Direction | An exact reproduction of the records is required, with all images left out.

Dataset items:
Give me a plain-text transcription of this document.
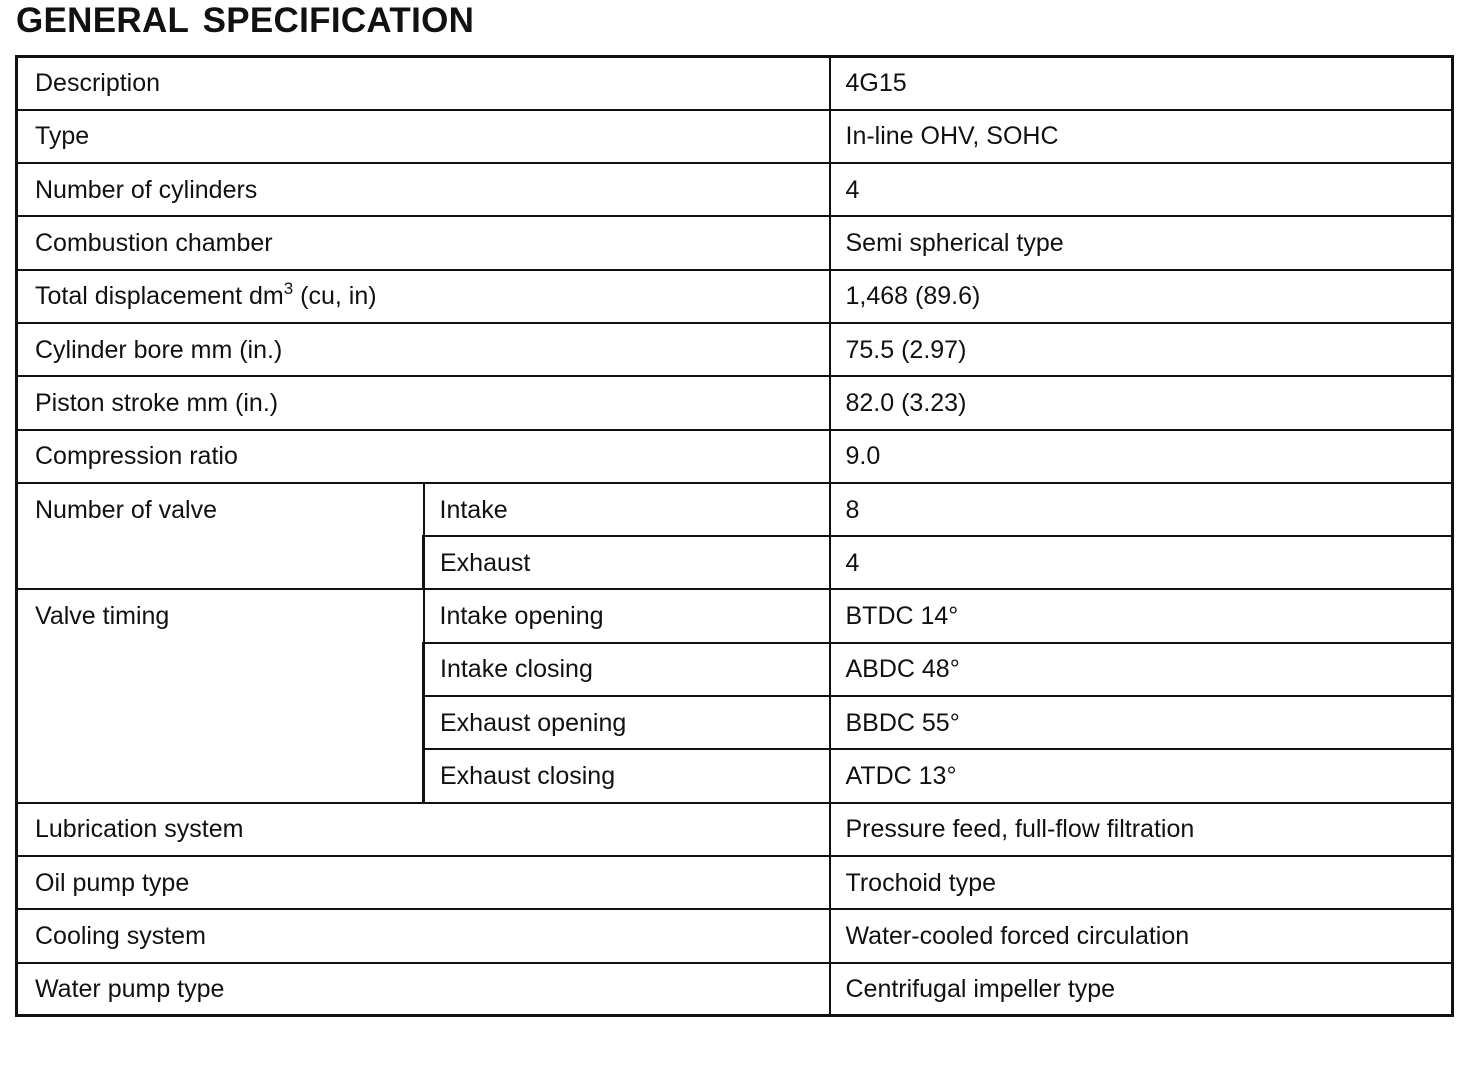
GENERAL SPECIFICATION
Description		4G15
Type		In-line OHV, SOHC
Number of cylinders		4
Combustion chamber		Semi spherical type
Total displacement $dm^3$ (cu, in)		1,468 (89.6)
Cylinder bore mm (in.)		75.5 (2.97)
Piston stroke mm (in.)		82.0 (3.23)
Compression ratio		9.0
Number of valve	Intake	8
	Exhaust	4
Valve timing	Intake opening	BTDC 14°
	Intake closing	ABDC 48°
	Exhaust opening	BBDC 55°
	Exhaust closing	ATDC 13°
Lubrication system		Pressure feed, full-flow filtration
Oil pump type		Trochoid type
Cooling system		Water-cooled forced circulation
Water pump type		Centrifugal impeller type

Finished exercise |
Give me a plain-text transcription of this document.
GENERAL SPECIFICATION
Description		4G15
Type		In-line OHV, SOHC
Number of cylinders		4
Combustion chamber		Semi spherical type
Total displacement $dm^3$ (cu, in)		1,468 (89.6)
Cylinder bore mm (in.)		75.5 (2.97)
Piston stroke mm (in.)		82.0 (3.23)
Compression ratio		9.0
Number of valve	Intake	8
	Exhaust	4
Valve timing	Intake opening	BTDC 14°
	Intake closing	ABDC 48°
	Exhaust opening	BBDC 55°
	Exhaust closing	ATDC 13°
Lubrication system		Pressure feed, full-flow filtration
Oil pump type		Trochoid type
Cooling system		Water-cooled forced circulation
Water pump type		Centrifugal impeller type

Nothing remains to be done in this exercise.